### DATA FOR THE TASK:
┄┄┄┄┄┄
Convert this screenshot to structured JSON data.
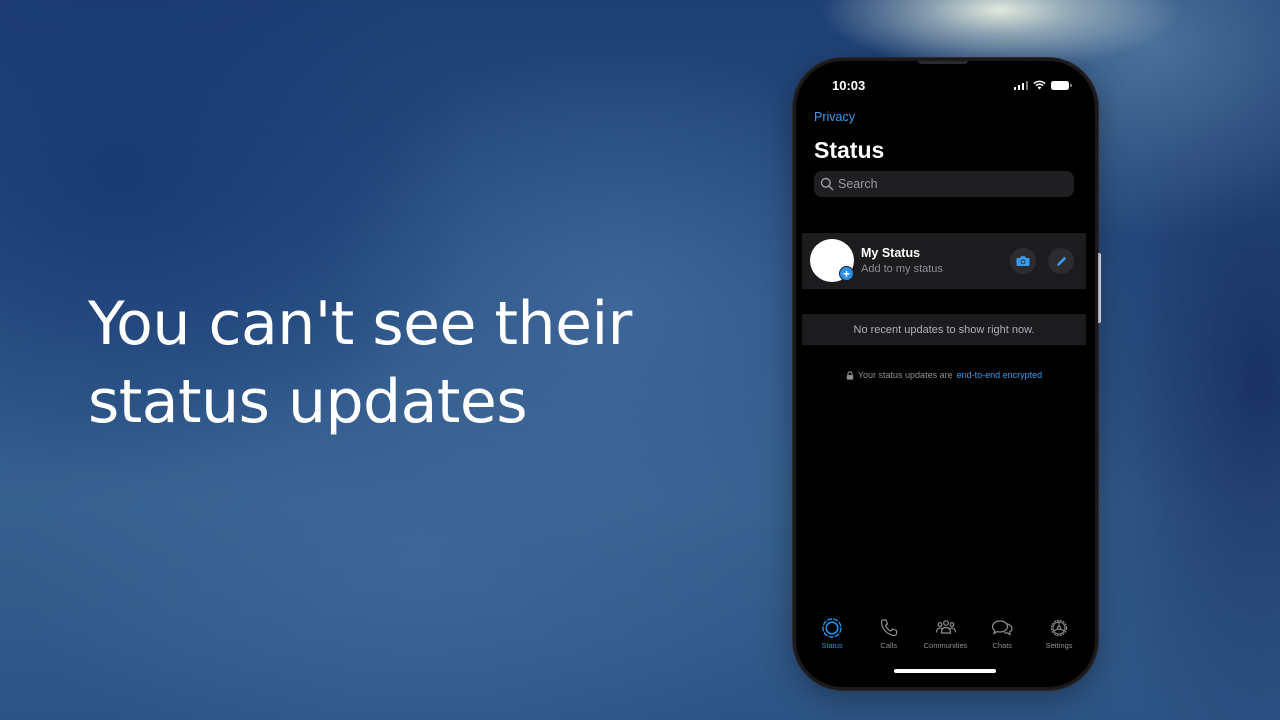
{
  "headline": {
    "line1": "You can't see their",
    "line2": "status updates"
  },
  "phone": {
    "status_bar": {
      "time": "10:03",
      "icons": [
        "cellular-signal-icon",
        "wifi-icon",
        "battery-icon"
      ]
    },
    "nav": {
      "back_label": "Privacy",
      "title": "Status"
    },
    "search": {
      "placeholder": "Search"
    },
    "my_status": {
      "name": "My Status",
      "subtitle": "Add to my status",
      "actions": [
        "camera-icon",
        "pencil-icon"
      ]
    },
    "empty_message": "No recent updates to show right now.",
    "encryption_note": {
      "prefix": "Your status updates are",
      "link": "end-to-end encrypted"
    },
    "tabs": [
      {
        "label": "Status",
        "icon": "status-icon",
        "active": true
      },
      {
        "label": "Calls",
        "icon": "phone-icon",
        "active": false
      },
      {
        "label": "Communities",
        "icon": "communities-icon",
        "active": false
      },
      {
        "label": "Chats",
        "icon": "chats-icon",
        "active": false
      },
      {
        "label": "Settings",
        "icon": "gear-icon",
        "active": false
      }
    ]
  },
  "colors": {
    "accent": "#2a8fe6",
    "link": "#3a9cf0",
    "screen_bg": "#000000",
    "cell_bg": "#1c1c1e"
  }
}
┄┄┄┄┄┄
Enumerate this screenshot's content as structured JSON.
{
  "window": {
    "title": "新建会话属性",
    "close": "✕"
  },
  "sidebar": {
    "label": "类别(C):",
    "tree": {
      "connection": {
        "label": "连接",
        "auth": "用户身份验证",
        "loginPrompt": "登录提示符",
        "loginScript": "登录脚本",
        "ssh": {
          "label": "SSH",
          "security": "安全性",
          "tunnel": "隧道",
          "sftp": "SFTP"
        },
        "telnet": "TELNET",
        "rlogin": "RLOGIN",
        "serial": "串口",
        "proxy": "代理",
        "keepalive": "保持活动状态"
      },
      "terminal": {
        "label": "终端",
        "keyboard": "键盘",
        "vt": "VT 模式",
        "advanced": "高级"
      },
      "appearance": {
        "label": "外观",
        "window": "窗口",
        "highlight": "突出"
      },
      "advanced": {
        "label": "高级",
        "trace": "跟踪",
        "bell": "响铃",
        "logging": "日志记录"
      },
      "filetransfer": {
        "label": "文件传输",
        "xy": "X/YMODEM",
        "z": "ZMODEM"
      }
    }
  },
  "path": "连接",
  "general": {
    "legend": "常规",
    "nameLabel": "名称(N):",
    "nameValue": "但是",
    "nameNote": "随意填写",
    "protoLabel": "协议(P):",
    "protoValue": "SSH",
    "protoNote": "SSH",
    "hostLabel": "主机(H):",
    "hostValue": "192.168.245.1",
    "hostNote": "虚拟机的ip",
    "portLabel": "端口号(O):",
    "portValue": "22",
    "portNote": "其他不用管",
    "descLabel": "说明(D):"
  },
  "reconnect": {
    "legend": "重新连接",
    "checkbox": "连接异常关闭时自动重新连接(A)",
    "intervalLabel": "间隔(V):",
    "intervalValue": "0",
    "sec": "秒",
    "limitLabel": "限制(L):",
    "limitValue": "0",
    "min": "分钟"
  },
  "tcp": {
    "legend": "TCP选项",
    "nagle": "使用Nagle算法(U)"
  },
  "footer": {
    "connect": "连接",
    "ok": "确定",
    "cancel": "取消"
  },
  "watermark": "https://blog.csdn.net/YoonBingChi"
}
┄┄┄┄┄┄
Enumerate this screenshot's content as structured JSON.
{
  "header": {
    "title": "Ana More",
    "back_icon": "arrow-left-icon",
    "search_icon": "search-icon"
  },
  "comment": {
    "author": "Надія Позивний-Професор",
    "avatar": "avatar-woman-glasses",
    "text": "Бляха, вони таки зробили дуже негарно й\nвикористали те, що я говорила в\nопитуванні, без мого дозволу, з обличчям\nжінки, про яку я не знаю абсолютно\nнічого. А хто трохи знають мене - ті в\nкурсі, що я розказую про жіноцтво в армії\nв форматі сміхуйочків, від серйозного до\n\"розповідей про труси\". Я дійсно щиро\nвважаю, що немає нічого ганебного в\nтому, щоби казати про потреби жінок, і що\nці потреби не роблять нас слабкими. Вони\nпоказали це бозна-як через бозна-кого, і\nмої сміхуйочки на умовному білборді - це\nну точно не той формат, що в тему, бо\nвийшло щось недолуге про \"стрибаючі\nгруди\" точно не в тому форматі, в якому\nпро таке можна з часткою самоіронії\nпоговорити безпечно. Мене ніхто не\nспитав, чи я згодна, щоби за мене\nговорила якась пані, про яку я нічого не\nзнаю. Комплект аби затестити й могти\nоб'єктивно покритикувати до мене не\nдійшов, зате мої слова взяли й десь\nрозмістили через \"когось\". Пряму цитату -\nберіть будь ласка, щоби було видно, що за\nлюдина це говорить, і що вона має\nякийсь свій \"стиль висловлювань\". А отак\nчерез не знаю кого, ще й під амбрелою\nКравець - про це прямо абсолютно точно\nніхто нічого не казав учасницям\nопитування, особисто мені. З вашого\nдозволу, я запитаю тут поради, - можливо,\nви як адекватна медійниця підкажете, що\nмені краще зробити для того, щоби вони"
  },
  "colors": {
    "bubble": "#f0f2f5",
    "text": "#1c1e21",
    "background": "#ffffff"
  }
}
┄┄┄┄┄┄
### SET PROBLEM:
Track down every line of the material containing the string "link", and copy it.

### WRITTEN RESPONSE:
      "link": "end-to-end encrypted"
    "link": "#3a9cf0",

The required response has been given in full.